▶ To be done: Reproduce the listing that follows with no differences at all.

▶ Given information:
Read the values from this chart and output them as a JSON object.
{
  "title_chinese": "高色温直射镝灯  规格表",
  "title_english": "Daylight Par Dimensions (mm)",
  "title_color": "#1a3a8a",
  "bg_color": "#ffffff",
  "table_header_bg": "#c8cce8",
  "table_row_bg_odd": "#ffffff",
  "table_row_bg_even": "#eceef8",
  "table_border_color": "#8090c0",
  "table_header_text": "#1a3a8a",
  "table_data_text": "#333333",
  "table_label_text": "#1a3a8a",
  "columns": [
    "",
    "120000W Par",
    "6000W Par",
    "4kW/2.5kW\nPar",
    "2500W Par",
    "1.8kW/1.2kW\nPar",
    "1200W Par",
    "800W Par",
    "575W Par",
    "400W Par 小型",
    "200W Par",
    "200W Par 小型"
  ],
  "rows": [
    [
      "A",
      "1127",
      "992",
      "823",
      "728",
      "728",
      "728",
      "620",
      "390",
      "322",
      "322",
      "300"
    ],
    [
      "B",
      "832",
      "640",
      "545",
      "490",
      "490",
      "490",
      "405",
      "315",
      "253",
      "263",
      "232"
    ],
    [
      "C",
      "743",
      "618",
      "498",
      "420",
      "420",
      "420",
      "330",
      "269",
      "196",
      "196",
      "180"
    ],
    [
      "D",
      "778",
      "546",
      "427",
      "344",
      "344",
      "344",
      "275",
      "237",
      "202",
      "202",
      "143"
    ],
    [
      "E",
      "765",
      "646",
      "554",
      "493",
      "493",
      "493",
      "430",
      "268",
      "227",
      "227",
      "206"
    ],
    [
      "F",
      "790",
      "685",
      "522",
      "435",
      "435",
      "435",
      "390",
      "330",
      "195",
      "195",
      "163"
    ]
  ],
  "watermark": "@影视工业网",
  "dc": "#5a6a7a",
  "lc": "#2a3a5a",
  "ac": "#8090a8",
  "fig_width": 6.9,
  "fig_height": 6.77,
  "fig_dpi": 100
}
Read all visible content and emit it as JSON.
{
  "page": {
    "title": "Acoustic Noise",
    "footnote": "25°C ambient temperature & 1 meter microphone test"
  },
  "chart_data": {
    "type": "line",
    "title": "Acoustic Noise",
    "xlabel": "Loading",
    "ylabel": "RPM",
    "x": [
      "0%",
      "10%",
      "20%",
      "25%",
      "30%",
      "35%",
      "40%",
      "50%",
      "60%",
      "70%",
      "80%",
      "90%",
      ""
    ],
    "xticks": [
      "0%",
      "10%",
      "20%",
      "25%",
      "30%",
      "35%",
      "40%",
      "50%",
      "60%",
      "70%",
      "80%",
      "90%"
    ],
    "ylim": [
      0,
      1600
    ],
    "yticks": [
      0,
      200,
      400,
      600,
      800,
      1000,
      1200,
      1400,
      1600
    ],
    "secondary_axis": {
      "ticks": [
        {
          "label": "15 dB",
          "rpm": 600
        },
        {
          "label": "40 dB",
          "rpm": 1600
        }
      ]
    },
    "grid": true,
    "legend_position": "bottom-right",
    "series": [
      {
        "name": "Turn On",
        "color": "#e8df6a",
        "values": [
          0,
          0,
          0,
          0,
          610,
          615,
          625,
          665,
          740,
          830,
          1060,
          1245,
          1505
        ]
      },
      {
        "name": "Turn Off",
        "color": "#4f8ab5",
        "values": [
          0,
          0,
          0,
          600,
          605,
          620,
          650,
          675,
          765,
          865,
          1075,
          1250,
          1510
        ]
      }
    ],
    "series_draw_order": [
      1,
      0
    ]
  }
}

▶ Solution to this exercise:
Read the values from this chart and output them as a JSON object.
{
  "title_chinese": "高色温直射镝灯  规格表",
  "title_english": "Daylight Par Dimensions (mm)",
  "title_color": "#1a3a8a",
  "bg_color": "#ffffff",
  "table_header_bg": "#c8cce8",
  "table_row_bg_odd": "#ffffff",
  "table_row_bg_even": "#eceef8",
  "table_border_color": "#8090c0",
  "table_header_text": "#1a3a8a",
  "table_data_text": "#333333",
  "table_label_text": "#1a3a8a",
  "columns": [
    "",
    "120000W Par",
    "6000W Par",
    "4kW/2.5kW\nPar",
    "2500W Par",
    "1.8kW/1.2kW\nPar",
    "1200W Par",
    "800W Par",
    "575W Par",
    "400W Par 小型",
    "200W Par",
    "200W Par 小型"
  ],
  "rows": [
    [
      "A",
      "1127",
      "992",
      "823",
      "728",
      "728",
      "728",
      "620",
      "390",
      "322",
      "322",
      "300"
    ],
    [
      "B",
      "832",
      "640",
      "545",
      "490",
      "490",
      "490",
      "405",
      "315",
      "253",
      "263",
      "232"
    ],
    [
      "C",
      "743",
      "618",
      "498",
      "420",
      "420",
      "420",
      "330",
      "269",
      "196",
      "196",
      "180"
    ],
    [
      "D",
      "778",
      "546",
      "427",
      "344",
      "344",
      "344",
      "275",
      "237",
      "202",
      "202",
      "143"
    ],
    [
      "E",
      "765",
      "646",
      "554",
      "493",
      "493",
      "493",
      "430",
      "268",
      "227",
      "227",
      "206"
    ],
    [
      "F",
      "790",
      "685",
      "522",
      "435",
      "435",
      "435",
      "390",
      "330",
      "195",
      "195",
      "163"
    ]
  ],
  "watermark": "@影视工业网",
  "dc": "#5a6a7a",
  "lc": "#2a3a5a",
  "ac": "#8090a8",
  "fig_width": 6.9,
  "fig_height": 6.77,
  "fig_dpi": 100
}
Read all visible content and emit it as JSON.
{
  "page": {
    "title": "Acoustic Noise",
    "footnote": "25°C ambient temperature & 1 meter microphone test"
  },
  "chart_data": {
    "type": "line",
    "title": "Acoustic Noise",
    "xlabel": "Loading",
    "ylabel": "RPM",
    "x": [
      "0%",
      "10%",
      "20%",
      "25%",
      "30%",
      "35%",
      "40%",
      "50%",
      "60%",
      "70%",
      "80%",
      "90%",
      ""
    ],
    "xticks": [
      "0%",
      "10%",
      "20%",
      "25%",
      "30%",
      "35%",
      "40%",
      "50%",
      "60%",
      "70%",
      "80%",
      "90%"
    ],
    "ylim": [
      0,
      1600
    ],
    "yticks": [
      0,
      200,
      400,
      600,
      800,
      1000,
      1200,
      1400,
      1600
    ],
    "secondary_axis": {
      "ticks": [
        {
          "label": "15 dB",
          "rpm": 600
        },
        {
          "label": "40 dB",
          "rpm": 1600
        }
      ]
    },
    "grid": true,
    "legend_position": "bottom-right",
    "series": [
      {
        "name": "Turn On",
        "color": "#e8df6a",
        "values": [
          0,
          0,
          0,
          0,
          610,
          615,
          625,
          665,
          740,
          830,
          1060,
          1245,
          1505
        ]
      },
      {
        "name": "Turn Off",
        "color": "#4f8ab5",
        "values": [
          0,
          0,
          0,
          600,
          605,
          620,
          650,
          675,
          765,
          865,
          1075,
          1250,
          1510
        ]
      }
    ],
    "series_draw_order": [
      1,
      0
    ]
  }
}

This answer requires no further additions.